* [Exercise task]:
Gather, from the data below, each line in which the word "esfera" occurs.

* [Dataset rows]:

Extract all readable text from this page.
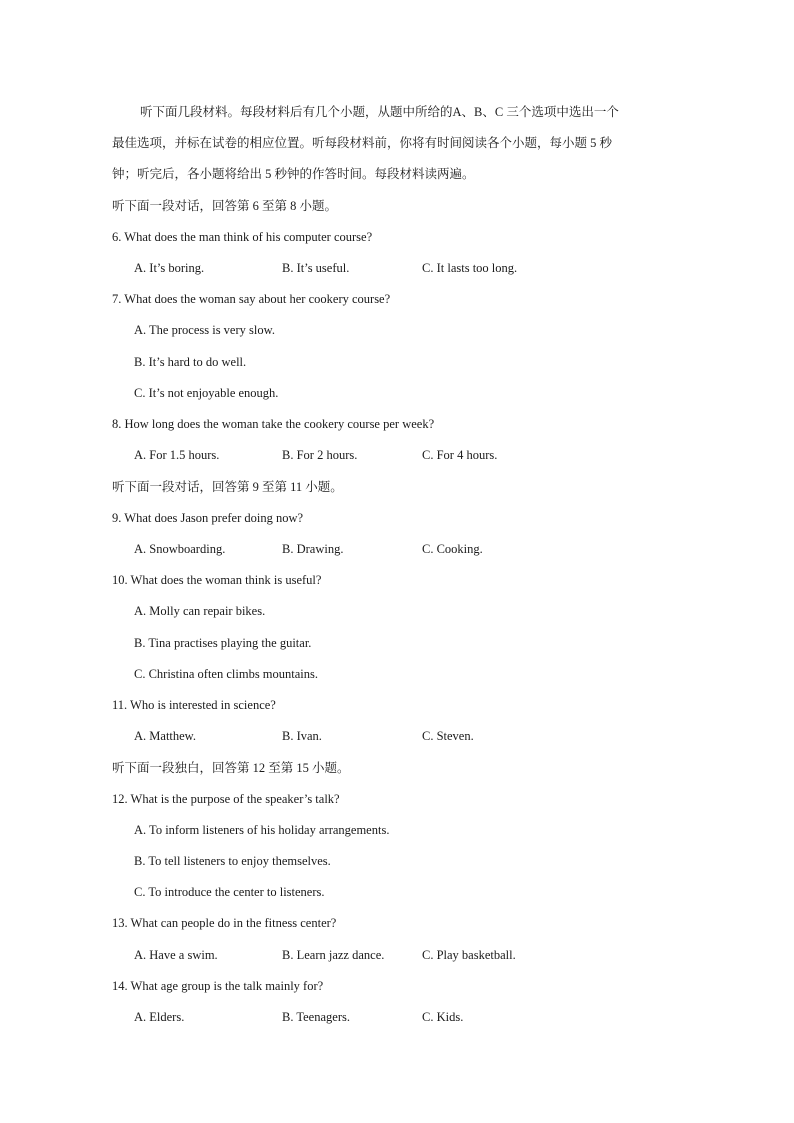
听下面几段材料。每段材料后有几个小题，从题中所给的A、B、C 三个选项中选出一个
最佳选项，并标在试卷的相应位置。听每段材料前，你将有时间阅读各个小题，每小题 5 秒
钟；听完后，各小题将给出 5 秒钟的作答时间。每段材料读两遍。
听下面一段对话，回答第 6 至第 8 小题。
6. What does the man think of his computer course?
A. It’s boring.	B. It’s useful.	C. It lasts too long.
7. What does the woman say about her cookery course?
A. The process is very slow.
B. It’s hard to do well.
C. It’s not enjoyable enough.
8. How long does the woman take the cookery course per week?
A. For 1.5 hours.	B. For 2 hours.	C. For 4 hours.
听下面一段对话，回答第 9 至第 11 小题。
9. What does Jason prefer doing now?
A. Snowboarding.	B. Drawing.	C. Cooking.
10. What does the woman think is useful?
A. Molly can repair bikes.
B. Tina practises playing the guitar.
C. Christina often climbs mountains.
11. Who is interested in science?
A. Matthew.	B. Ivan.	C. Steven.
听下面一段独白，回答第 12 至第 15 小题。
12. What is the purpose of the speaker’s talk?
A. To inform listeners of his holiday arrangements.
B. To tell listeners to enjoy themselves.
C. To introduce the center to listeners.
13. What can people do in the fitness center?
A. Have a swim.	B. Learn jazz dance.	C. Play basketball.
14. What age group is the talk mainly for?
A. Elders.	B. Teenagers.	C. Kids.
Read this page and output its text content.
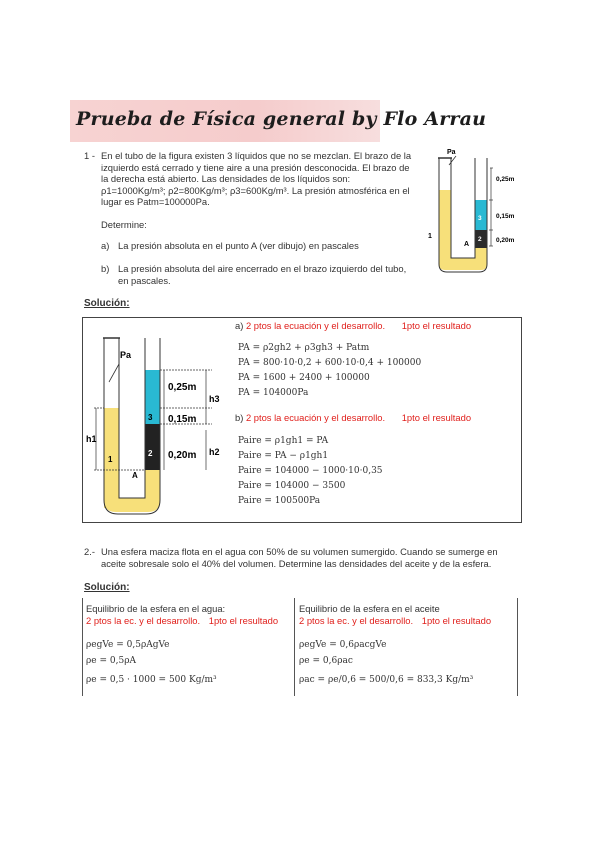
Prueba de Física general by Flo Arrau
1 - En el tubo de la figura existen 3 líquidos que no se mezclan. El brazo de la
izquierdo está cerrado y tiene aire a una presión desconocida. El brazo de
la derecha está abierto. Las densidades de los líquidos son:
ρ1=1000Kg/m³; ρ2=800Kg/m³; ρ3=600Kg/m³. La presión atmosférica en el
lugar es Patm=100000Pa.
Determine:
a) La presión absoluta en el punto A (ver dibujo) en pascales
b) La presión absoluta del aire encerrado en el brazo izquierdo del tubo,
en pascales.
Pa
0,25m
0,15m
0,20m
3
2
1
A
Solución:
Pa
h1
1
3
2
A
0,25m
0,15m
0,20m
h3
h2
a) 2 ptos la ecuación y el desarrollo. 1pto el resultado
PA = ρ2gh2 + ρ3gh3 + Patm
PA = 800·10·0,2 + 600·10·0,4 + 100000
PA = 1600 + 2400 + 100000
PA = 104000Pa
b) 2 ptos la ecuación y el desarrollo. 1pto el resultado
Paire = ρ1gh1 = PA
Paire = PA − ρ1gh1
Paire = 104000 − 1000·10·0,35
Paire = 104000 − 3500
Paire = 100500Pa
2.- Una esfera maciza flota en el agua con 50% de su volumen sumergido. Cuando se sumerge en
aceite sobresale solo el 40% del volumen. Determine las densidades del aceite y de la esfera.
Solución:
Equilibrio de la esfera en el agua:
2 ptos la ec. y el desarrollo. 1pto el resultado
ρegVe = 0,5ρAgVe
ρe = 0,5ρA
ρe = 0,5 · 1000 = 500 Kg/m³
Equilibrio de la esfera en el aceite
2 ptos la ec. y el desarrollo. 1pto el resultado
ρegVe = 0,6ρacgVe
ρe = 0,6ρac
ρac = ρe/0,6 = 500/0,6 = 833,3 Kg/m³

* [Problem solution]:
2.- Una esfera maciza flota en el agua con 50% de su volumen sumergido. Cuando se sumerge en
aceite sobresale solo el 40% del volumen. Determine las densidades del aceite y de la esfera.
Equilibrio de la esfera en el agua:
Equilibrio de la esfera en el aceite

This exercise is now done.